--- WHAT THE TASK ASKS ---
Please give the data below again in full, exactly as it stands.

--- EXCERPTED RECORDS ---
────────────────────

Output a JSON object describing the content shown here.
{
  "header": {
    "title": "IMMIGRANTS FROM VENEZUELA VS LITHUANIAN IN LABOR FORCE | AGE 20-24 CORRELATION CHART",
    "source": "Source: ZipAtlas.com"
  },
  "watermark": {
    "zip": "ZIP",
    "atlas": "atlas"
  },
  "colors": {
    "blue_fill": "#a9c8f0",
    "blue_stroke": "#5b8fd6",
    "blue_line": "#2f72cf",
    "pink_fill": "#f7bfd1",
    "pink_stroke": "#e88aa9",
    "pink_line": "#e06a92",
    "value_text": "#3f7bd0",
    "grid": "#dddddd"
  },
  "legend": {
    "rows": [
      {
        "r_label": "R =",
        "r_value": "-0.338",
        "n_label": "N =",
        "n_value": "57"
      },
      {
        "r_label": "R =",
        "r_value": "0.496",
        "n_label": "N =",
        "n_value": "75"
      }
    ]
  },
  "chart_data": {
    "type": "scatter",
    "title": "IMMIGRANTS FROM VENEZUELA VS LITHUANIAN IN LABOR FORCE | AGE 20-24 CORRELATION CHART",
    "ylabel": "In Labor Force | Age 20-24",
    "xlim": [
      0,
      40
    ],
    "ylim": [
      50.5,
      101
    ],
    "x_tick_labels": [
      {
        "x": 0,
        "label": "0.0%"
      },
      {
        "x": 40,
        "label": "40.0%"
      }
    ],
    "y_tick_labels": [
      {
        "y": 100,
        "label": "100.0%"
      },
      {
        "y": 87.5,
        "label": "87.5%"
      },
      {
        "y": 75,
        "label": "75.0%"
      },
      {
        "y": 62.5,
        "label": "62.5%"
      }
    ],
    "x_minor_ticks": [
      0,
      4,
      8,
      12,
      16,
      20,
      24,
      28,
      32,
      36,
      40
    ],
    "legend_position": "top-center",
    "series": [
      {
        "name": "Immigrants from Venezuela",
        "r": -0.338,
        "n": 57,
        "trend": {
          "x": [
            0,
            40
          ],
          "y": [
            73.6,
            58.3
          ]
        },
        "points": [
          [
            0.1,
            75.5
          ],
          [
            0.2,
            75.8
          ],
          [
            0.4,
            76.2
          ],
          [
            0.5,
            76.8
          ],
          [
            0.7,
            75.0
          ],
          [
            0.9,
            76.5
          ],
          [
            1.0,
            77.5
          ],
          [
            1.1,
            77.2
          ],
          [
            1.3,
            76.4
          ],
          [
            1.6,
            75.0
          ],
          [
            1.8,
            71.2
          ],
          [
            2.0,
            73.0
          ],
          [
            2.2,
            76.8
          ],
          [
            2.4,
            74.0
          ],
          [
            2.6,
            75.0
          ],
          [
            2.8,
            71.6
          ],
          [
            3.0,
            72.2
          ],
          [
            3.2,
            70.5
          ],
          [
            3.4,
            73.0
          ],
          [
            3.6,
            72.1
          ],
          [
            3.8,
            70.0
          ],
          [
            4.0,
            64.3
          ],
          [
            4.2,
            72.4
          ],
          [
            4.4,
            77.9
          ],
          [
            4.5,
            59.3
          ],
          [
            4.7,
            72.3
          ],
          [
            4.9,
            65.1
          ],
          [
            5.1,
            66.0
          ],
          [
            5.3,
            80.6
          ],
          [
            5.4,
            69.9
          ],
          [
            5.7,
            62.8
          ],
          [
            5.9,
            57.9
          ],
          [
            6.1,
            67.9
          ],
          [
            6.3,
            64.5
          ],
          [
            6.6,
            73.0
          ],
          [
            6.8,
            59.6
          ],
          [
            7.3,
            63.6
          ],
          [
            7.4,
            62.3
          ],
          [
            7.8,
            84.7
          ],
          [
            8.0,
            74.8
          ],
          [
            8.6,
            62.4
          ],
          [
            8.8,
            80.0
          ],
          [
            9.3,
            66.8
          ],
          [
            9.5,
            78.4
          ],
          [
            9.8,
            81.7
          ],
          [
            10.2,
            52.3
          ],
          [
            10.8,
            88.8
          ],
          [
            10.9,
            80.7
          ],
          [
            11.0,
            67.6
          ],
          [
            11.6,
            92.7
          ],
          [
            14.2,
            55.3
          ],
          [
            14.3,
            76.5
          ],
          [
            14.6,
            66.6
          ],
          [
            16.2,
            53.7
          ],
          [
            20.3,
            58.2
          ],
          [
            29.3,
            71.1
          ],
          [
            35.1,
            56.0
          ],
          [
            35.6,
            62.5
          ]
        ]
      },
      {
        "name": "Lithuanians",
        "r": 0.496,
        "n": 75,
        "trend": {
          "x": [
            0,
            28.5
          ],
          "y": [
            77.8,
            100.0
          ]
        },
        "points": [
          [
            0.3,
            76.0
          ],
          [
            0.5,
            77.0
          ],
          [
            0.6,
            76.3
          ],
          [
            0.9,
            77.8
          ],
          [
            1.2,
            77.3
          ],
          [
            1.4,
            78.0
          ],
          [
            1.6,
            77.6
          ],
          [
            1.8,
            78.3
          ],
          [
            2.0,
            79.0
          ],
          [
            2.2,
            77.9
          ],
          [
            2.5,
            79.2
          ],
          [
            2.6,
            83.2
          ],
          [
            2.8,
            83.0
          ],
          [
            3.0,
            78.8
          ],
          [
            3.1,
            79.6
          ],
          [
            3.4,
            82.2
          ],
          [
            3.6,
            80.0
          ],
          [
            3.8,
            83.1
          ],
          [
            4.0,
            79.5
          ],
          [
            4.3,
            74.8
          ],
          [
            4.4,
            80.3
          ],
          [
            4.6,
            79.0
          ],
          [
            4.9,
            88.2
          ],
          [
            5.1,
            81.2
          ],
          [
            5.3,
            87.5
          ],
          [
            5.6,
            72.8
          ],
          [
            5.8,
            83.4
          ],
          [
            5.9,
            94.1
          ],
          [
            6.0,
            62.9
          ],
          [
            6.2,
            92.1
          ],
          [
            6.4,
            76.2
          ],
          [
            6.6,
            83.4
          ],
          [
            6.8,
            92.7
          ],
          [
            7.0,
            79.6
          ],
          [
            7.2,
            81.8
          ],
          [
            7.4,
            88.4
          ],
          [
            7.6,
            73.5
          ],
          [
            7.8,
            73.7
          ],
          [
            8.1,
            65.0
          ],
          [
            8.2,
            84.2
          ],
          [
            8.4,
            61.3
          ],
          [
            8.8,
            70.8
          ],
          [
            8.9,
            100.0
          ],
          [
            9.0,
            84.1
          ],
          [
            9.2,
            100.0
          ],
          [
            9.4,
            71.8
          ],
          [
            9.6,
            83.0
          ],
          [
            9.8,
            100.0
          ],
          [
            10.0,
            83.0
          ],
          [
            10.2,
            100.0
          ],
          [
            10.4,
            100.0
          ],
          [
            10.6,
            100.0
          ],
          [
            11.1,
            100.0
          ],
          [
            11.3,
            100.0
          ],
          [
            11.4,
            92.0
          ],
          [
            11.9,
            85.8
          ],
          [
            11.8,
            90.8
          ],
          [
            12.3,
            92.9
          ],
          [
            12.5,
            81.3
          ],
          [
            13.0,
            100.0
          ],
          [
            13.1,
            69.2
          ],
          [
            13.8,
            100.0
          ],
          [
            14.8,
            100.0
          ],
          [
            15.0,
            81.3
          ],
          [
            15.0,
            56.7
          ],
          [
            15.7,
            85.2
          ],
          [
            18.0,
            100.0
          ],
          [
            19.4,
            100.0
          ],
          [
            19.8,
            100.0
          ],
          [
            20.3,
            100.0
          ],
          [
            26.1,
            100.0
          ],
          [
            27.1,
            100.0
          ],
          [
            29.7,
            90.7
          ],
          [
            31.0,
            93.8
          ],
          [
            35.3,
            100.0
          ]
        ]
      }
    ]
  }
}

────────────────────

--- ANSWER BELOW ---
Output a JSON object describing the content shown here.
{
  "header": {
    "title": "IMMIGRANTS FROM VENEZUELA VS LITHUANIAN IN LABOR FORCE | AGE 20-24 CORRELATION CHART",
    "source": "Source: ZipAtlas.com"
  },
  "watermark": {
    "zip": "ZIP",
    "atlas": "atlas"
  },
  "colors": {
    "blue_fill": "#a9c8f0",
    "blue_stroke": "#5b8fd6",
    "blue_line": "#2f72cf",
    "pink_fill": "#f7bfd1",
    "pink_stroke": "#e88aa9",
    "pink_line": "#e06a92",
    "value_text": "#3f7bd0",
    "grid": "#dddddd"
  },
  "legend": {
    "rows": [
      {
        "r_label": "R =",
        "r_value": "-0.338",
        "n_label": "N =",
        "n_value": "57"
      },
      {
        "r_label": "R =",
        "r_value": "0.496",
        "n_label": "N =",
        "n_value": "75"
      }
    ]
  },
  "chart_data": {
    "type": "scatter",
    "title": "IMMIGRANTS FROM VENEZUELA VS LITHUANIAN IN LABOR FORCE | AGE 20-24 CORRELATION CHART",
    "ylabel": "In Labor Force | Age 20-24",
    "xlim": [
      0,
      40
    ],
    "ylim": [
      50.5,
      101
    ],
    "x_tick_labels": [
      {
        "x": 0,
        "label": "0.0%"
      },
      {
        "x": 40,
        "label": "40.0%"
      }
    ],
    "y_tick_labels": [
      {
        "y": 100,
        "label": "100.0%"
      },
      {
        "y": 87.5,
        "label": "87.5%"
      },
      {
        "y": 75,
        "label": "75.0%"
      },
      {
        "y": 62.5,
        "label": "62.5%"
      }
    ],
    "x_minor_ticks": [
      0,
      4,
      8,
      12,
      16,
      20,
      24,
      28,
      32,
      36,
      40
    ],
    "legend_position": "top-center",
    "series": [
      {
        "name": "Immigrants from Venezuela",
        "r": -0.338,
        "n": 57,
        "trend": {
          "x": [
            0,
            40
          ],
          "y": [
            73.6,
            58.3
          ]
        },
        "points": [
          [
            0.1,
            75.5
          ],
          [
            0.2,
            75.8
          ],
          [
            0.4,
            76.2
          ],
          [
            0.5,
            76.8
          ],
          [
            0.7,
            75.0
          ],
          [
            0.9,
            76.5
          ],
          [
            1.0,
            77.5
          ],
          [
            1.1,
            77.2
          ],
          [
            1.3,
            76.4
          ],
          [
            1.6,
            75.0
          ],
          [
            1.8,
            71.2
          ],
          [
            2.0,
            73.0
          ],
          [
            2.2,
            76.8
          ],
          [
            2.4,
            74.0
          ],
          [
            2.6,
            75.0
          ],
          [
            2.8,
            71.6
          ],
          [
            3.0,
            72.2
          ],
          [
            3.2,
            70.5
          ],
          [
            3.4,
            73.0
          ],
          [
            3.6,
            72.1
          ],
          [
            3.8,
            70.0
          ],
          [
            4.0,
            64.3
          ],
          [
            4.2,
            72.4
          ],
          [
            4.4,
            77.9
          ],
          [
            4.5,
            59.3
          ],
          [
            4.7,
            72.3
          ],
          [
            4.9,
            65.1
          ],
          [
            5.1,
            66.0
          ],
          [
            5.3,
            80.6
          ],
          [
            5.4,
            69.9
          ],
          [
            5.7,
            62.8
          ],
          [
            5.9,
            57.9
          ],
          [
            6.1,
            67.9
          ],
          [
            6.3,
            64.5
          ],
          [
            6.6,
            73.0
          ],
          [
            6.8,
            59.6
          ],
          [
            7.3,
            63.6
          ],
          [
            7.4,
            62.3
          ],
          [
            7.8,
            84.7
          ],
          [
            8.0,
            74.8
          ],
          [
            8.6,
            62.4
          ],
          [
            8.8,
            80.0
          ],
          [
            9.3,
            66.8
          ],
          [
            9.5,
            78.4
          ],
          [
            9.8,
            81.7
          ],
          [
            10.2,
            52.3
          ],
          [
            10.8,
            88.8
          ],
          [
            10.9,
            80.7
          ],
          [
            11.0,
            67.6
          ],
          [
            11.6,
            92.7
          ],
          [
            14.2,
            55.3
          ],
          [
            14.3,
            76.5
          ],
          [
            14.6,
            66.6
          ],
          [
            16.2,
            53.7
          ],
          [
            20.3,
            58.2
          ],
          [
            29.3,
            71.1
          ],
          [
            35.1,
            56.0
          ],
          [
            35.6,
            62.5
          ]
        ]
      },
      {
        "name": "Lithuanians",
        "r": 0.496,
        "n": 75,
        "trend": {
          "x": [
            0,
            28.5
          ],
          "y": [
            77.8,
            100.0
          ]
        },
        "points": [
          [
            0.3,
            76.0
          ],
          [
            0.5,
            77.0
          ],
          [
            0.6,
            76.3
          ],
          [
            0.9,
            77.8
          ],
          [
            1.2,
            77.3
          ],
          [
            1.4,
            78.0
          ],
          [
            1.6,
            77.6
          ],
          [
            1.8,
            78.3
          ],
          [
            2.0,
            79.0
          ],
          [
            2.2,
            77.9
          ],
          [
            2.5,
            79.2
          ],
          [
            2.6,
            83.2
          ],
          [
            2.8,
            83.0
          ],
          [
            3.0,
            78.8
          ],
          [
            3.1,
            79.6
          ],
          [
            3.4,
            82.2
          ],
          [
            3.6,
            80.0
          ],
          [
            3.8,
            83.1
          ],
          [
            4.0,
            79.5
          ],
          [
            4.3,
            74.8
          ],
          [
            4.4,
            80.3
          ],
          [
            4.6,
            79.0
          ],
          [
            4.9,
            88.2
          ],
          [
            5.1,
            81.2
          ],
          [
            5.3,
            87.5
          ],
          [
            5.6,
            72.8
          ],
          [
            5.8,
            83.4
          ],
          [
            5.9,
            94.1
          ],
          [
            6.0,
            62.9
          ],
          [
            6.2,
            92.1
          ],
          [
            6.4,
            76.2
          ],
          [
            6.6,
            83.4
          ],
          [
            6.8,
            92.7
          ],
          [
            7.0,
            79.6
          ],
          [
            7.2,
            81.8
          ],
          [
            7.4,
            88.4
          ],
          [
            7.6,
            73.5
          ],
          [
            7.8,
            73.7
          ],
          [
            8.1,
            65.0
          ],
          [
            8.2,
            84.2
          ],
          [
            8.4,
            61.3
          ],
          [
            8.8,
            70.8
          ],
          [
            8.9,
            100.0
          ],
          [
            9.0,
            84.1
          ],
          [
            9.2,
            100.0
          ],
          [
            9.4,
            71.8
          ],
          [
            9.6,
            83.0
          ],
          [
            9.8,
            100.0
          ],
          [
            10.0,
            83.0
          ],
          [
            10.2,
            100.0
          ],
          [
            10.4,
            100.0
          ],
          [
            10.6,
            100.0
          ],
          [
            11.1,
            100.0
          ],
          [
            11.3,
            100.0
          ],
          [
            11.4,
            92.0
          ],
          [
            11.9,
            85.8
          ],
          [
            11.8,
            90.8
          ],
          [
            12.3,
            92.9
          ],
          [
            12.5,
            81.3
          ],
          [
            13.0,
            100.0
          ],
          [
            13.1,
            69.2
          ],
          [
            13.8,
            100.0
          ],
          [
            14.8,
            100.0
          ],
          [
            15.0,
            81.3
          ],
          [
            15.0,
            56.7
          ],
          [
            15.7,
            85.2
          ],
          [
            18.0,
            100.0
          ],
          [
            19.4,
            100.0
          ],
          [
            19.8,
            100.0
          ],
          [
            20.3,
            100.0
          ],
          [
            26.1,
            100.0
          ],
          [
            27.1,
            100.0
          ],
          [
            29.7,
            90.7
          ],
          [
            31.0,
            93.8
          ],
          [
            35.3,
            100.0
          ]
        ]
      }
    ]
  }
}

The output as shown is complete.